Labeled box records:
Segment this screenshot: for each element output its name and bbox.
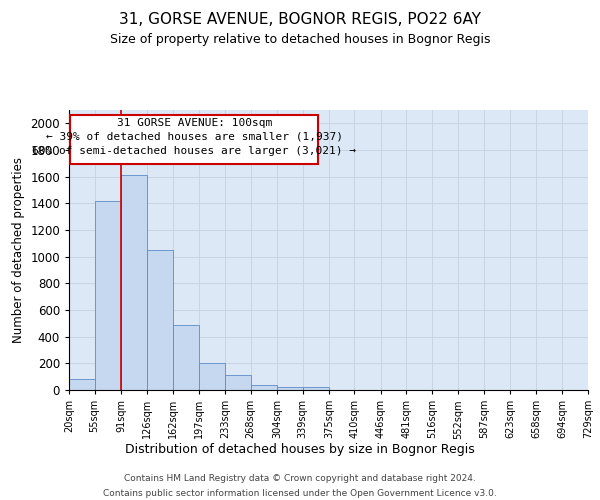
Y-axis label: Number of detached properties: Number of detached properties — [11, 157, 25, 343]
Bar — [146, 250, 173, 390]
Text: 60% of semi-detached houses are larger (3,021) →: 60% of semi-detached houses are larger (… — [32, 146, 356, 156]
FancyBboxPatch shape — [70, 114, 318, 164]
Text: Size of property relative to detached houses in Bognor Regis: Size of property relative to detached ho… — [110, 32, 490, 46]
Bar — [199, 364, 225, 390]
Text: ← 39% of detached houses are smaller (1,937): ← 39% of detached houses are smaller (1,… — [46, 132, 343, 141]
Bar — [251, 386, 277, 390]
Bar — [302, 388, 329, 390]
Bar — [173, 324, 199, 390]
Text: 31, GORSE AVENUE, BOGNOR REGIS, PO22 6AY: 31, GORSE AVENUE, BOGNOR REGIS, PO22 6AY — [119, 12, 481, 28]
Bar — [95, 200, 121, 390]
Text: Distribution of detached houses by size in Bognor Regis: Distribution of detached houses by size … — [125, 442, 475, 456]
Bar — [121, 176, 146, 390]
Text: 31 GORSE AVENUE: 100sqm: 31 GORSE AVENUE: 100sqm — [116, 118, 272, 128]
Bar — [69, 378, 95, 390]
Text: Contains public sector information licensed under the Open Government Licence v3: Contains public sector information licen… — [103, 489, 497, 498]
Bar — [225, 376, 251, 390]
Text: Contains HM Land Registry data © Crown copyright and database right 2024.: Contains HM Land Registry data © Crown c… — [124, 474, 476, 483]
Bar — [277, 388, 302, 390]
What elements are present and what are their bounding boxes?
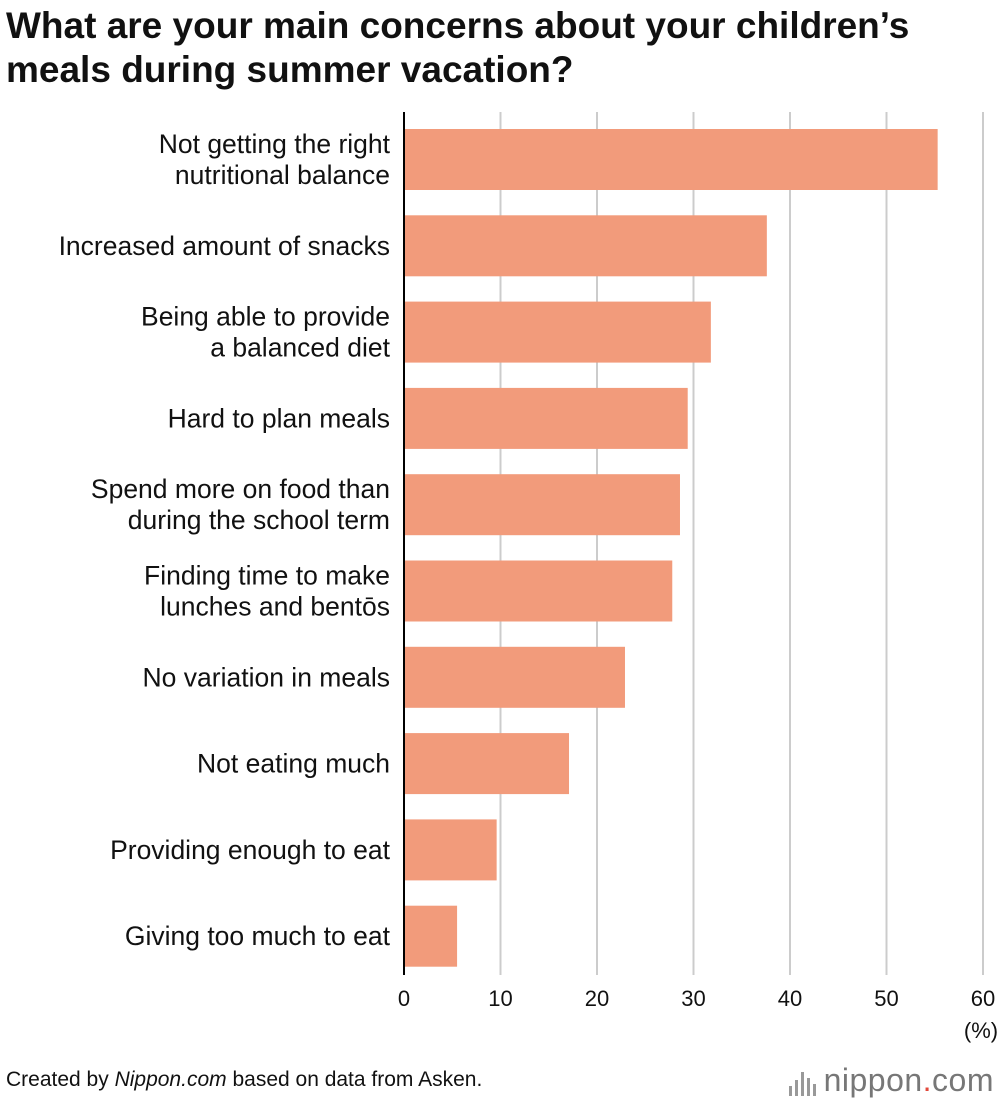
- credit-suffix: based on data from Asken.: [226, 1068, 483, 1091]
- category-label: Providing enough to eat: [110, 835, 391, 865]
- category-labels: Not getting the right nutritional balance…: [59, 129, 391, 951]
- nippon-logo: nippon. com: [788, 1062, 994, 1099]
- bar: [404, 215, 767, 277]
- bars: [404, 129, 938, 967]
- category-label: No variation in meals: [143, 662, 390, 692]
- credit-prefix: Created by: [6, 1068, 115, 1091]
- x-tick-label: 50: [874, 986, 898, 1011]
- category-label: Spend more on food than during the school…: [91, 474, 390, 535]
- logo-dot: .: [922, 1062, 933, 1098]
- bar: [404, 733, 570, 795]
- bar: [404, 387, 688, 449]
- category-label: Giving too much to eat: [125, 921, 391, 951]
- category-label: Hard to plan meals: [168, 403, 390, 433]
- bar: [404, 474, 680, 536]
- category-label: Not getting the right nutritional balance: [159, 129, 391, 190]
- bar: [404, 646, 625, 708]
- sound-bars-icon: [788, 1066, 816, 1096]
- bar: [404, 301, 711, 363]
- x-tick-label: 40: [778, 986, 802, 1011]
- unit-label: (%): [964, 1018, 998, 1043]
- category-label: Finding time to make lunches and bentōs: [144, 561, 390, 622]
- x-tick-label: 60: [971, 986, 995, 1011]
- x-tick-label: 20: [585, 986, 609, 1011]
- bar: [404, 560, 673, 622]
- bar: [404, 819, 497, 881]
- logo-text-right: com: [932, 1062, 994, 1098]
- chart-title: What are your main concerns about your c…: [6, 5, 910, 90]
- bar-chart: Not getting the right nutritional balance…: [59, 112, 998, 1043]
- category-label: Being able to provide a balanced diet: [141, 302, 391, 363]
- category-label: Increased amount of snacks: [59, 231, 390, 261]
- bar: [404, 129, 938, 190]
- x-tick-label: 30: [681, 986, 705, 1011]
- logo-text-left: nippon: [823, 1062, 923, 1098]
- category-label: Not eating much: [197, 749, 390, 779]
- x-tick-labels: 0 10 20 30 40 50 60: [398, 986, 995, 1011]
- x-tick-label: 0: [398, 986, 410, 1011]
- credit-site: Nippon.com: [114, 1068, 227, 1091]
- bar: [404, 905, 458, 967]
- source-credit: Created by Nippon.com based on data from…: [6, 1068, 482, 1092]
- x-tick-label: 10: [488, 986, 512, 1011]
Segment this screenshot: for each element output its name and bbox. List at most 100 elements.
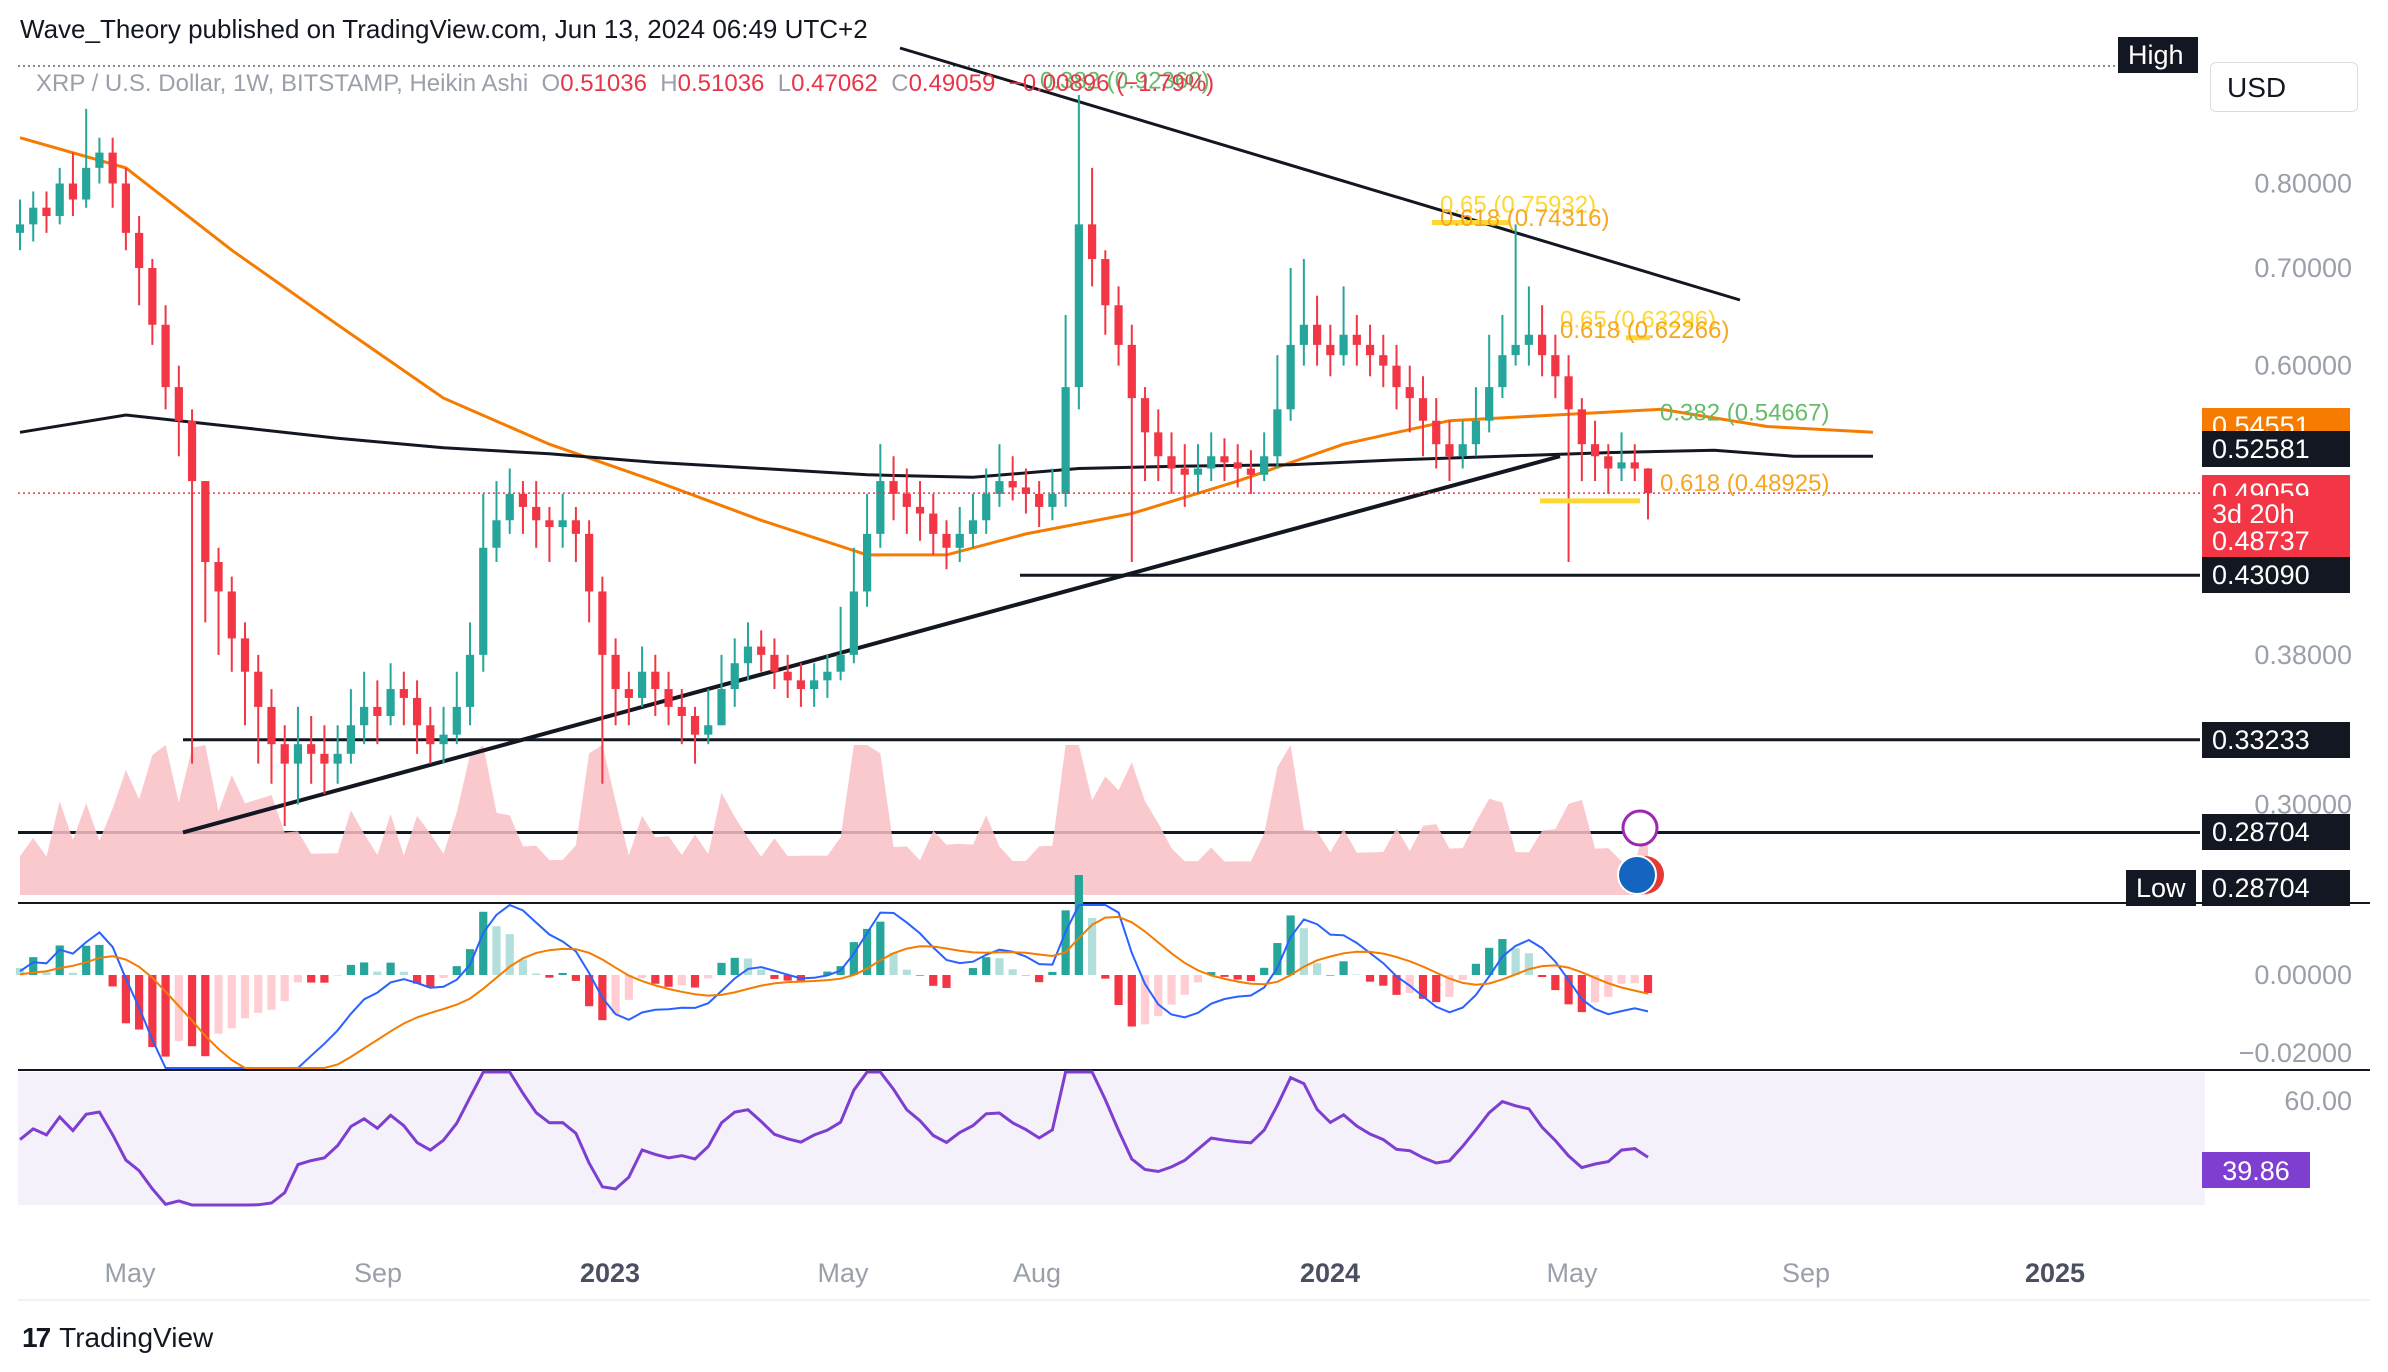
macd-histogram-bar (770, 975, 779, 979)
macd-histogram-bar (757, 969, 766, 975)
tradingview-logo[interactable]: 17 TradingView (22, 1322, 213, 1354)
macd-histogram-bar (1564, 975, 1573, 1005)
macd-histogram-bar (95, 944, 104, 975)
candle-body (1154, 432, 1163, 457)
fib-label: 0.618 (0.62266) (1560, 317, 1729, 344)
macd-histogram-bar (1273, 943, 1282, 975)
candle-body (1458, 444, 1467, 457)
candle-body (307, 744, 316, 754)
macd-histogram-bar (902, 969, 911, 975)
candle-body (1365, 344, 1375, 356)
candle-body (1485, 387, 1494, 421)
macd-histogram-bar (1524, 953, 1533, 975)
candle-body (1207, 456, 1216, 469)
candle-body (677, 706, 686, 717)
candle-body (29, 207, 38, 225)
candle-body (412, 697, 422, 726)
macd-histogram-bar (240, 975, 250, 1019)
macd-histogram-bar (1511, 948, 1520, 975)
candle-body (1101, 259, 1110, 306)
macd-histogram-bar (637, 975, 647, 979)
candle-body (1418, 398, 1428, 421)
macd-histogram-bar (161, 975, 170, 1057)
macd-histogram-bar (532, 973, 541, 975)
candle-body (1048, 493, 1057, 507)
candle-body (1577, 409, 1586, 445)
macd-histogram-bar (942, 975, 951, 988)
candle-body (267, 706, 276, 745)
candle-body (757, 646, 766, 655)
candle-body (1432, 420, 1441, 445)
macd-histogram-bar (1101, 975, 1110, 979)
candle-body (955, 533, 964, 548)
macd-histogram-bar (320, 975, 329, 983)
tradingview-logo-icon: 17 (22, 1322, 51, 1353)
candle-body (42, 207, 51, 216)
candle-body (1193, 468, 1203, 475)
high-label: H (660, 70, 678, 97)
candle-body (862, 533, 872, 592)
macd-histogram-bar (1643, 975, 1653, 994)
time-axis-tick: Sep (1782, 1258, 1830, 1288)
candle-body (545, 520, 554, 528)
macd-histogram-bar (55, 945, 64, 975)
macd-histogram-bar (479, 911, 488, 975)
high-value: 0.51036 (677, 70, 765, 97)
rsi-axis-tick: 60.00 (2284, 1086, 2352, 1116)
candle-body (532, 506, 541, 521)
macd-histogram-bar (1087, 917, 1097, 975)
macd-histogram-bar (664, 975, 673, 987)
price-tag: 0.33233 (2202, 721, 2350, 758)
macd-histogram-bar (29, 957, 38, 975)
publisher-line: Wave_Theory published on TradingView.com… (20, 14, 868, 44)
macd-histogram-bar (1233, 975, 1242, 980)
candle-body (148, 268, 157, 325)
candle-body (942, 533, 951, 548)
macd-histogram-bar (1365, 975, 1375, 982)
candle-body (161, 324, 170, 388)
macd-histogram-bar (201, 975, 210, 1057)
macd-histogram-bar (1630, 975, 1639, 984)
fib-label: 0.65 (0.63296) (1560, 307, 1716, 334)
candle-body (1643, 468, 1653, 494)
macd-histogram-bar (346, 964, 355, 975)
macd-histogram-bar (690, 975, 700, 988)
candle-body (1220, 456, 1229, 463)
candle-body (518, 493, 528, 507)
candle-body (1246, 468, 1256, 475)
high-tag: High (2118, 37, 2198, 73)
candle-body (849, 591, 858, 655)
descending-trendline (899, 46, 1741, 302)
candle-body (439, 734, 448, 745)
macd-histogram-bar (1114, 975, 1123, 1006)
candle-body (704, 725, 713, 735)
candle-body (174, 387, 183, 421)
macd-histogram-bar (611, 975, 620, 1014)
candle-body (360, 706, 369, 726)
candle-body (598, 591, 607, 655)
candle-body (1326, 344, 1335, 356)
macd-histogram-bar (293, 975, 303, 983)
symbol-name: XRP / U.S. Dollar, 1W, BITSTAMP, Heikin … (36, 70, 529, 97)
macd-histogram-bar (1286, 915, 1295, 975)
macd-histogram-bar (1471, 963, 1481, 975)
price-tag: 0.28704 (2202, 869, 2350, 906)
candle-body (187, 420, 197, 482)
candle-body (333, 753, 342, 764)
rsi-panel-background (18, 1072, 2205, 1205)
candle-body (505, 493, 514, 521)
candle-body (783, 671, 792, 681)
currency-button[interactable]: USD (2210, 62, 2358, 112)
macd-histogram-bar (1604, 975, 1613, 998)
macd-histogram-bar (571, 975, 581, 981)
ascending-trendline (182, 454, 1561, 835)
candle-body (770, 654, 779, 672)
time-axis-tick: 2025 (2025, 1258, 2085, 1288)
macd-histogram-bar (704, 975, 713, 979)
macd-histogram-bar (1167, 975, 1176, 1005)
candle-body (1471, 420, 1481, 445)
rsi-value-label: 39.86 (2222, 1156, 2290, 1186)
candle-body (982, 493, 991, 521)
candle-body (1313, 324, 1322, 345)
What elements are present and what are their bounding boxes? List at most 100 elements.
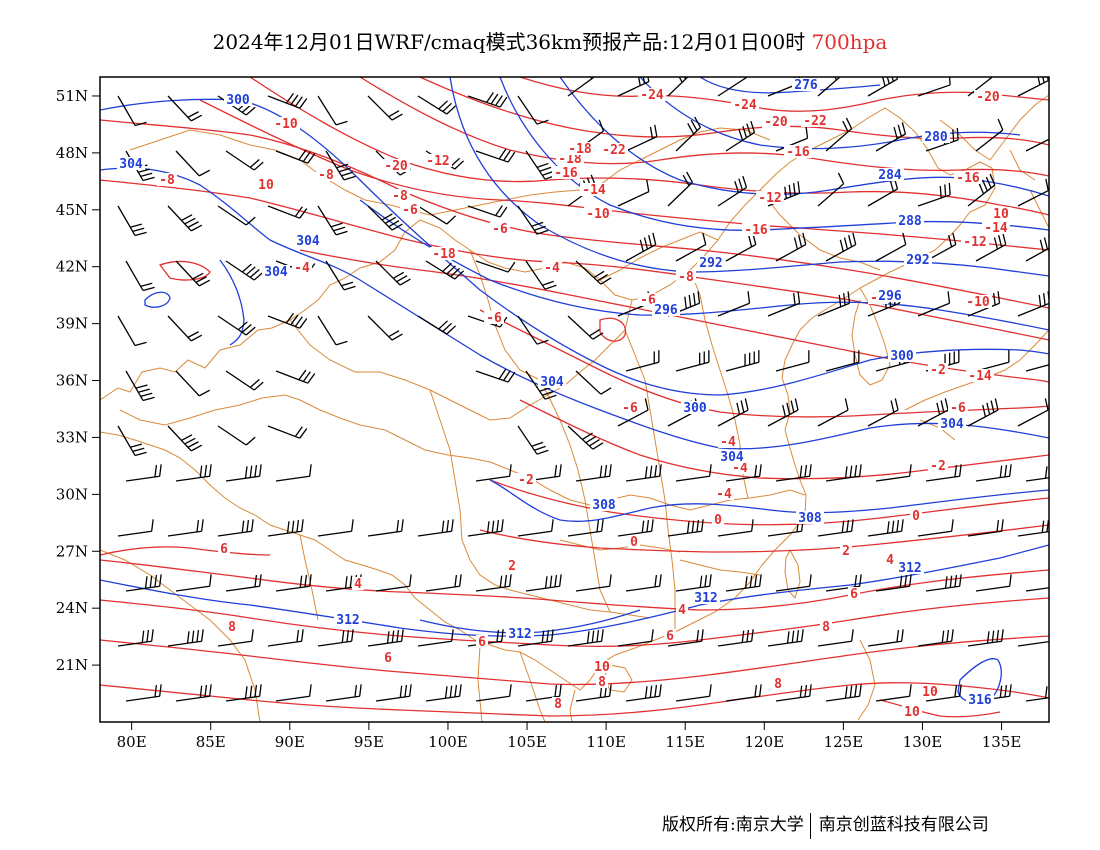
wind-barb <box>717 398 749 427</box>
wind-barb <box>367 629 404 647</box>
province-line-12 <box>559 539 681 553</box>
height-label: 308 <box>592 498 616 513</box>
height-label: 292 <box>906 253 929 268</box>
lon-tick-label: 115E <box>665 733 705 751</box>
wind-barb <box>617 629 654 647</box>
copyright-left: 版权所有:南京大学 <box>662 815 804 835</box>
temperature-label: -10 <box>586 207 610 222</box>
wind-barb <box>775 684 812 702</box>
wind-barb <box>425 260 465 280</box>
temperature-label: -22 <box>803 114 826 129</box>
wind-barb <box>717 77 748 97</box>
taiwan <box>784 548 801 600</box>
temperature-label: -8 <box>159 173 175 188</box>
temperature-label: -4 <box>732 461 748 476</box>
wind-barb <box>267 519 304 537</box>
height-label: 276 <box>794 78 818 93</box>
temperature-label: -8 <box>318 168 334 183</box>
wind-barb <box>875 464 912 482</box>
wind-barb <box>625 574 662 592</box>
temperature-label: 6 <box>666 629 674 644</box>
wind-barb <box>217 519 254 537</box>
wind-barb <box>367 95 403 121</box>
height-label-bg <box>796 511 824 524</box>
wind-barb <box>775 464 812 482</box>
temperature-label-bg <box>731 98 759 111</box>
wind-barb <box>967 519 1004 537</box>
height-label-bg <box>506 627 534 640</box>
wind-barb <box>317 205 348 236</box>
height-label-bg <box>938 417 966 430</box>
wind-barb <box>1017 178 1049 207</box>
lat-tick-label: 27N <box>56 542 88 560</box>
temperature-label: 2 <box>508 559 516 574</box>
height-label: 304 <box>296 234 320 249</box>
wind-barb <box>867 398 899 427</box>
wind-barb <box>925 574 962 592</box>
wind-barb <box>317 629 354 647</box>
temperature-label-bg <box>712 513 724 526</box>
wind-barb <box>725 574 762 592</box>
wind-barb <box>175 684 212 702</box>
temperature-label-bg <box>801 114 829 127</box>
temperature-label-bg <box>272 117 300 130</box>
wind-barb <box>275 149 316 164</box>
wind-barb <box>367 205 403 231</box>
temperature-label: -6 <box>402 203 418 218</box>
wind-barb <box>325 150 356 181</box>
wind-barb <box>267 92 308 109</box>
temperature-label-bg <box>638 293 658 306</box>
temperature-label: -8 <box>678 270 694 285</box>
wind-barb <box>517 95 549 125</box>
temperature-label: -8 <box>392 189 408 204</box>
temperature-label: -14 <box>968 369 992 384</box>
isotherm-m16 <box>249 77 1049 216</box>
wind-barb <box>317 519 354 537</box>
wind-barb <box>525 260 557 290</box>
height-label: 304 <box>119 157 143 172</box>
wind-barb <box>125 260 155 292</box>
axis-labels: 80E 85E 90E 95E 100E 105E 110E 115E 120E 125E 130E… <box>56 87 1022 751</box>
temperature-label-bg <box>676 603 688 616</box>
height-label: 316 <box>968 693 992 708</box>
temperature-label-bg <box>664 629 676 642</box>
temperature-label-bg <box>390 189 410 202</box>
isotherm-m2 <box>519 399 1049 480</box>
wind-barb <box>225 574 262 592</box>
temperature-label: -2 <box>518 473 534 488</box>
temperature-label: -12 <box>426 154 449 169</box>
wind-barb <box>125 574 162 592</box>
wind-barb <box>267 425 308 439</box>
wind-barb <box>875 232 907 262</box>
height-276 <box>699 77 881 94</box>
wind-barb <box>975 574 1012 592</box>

# REQUIREMENT:
Convert the lines from the one containing "- credit-suffix: based" through the one containing "- x-tick-label: 50: [874, 986, 898, 1011]", inclusive, into a JSON list of strings with one string per line, leaving out any blank lines.

# WORKED ANSWER:
[
  "- credit-suffix: based on data from Asken.: [226, 1068, 483, 1091]",
  "- category-label: Providing enough to eat: [110, 835, 391, 865]",
  "- category-labels: Not getting the right nutritional balance…: [59, 129, 391, 951]",
  "- nippon-logo: nippon. com: [788, 1062, 994, 1099]",
  "- bar: [404, 215, 767, 277]",
  "- bars: [404, 129, 938, 967]",
  "- category-label: No variation in meals: [143, 662, 390, 692]",
  "- credit-prefix: Created by: [6, 1068, 115, 1091]",
  "- x-tick-label: 50: [874, 986, 898, 1011]"
]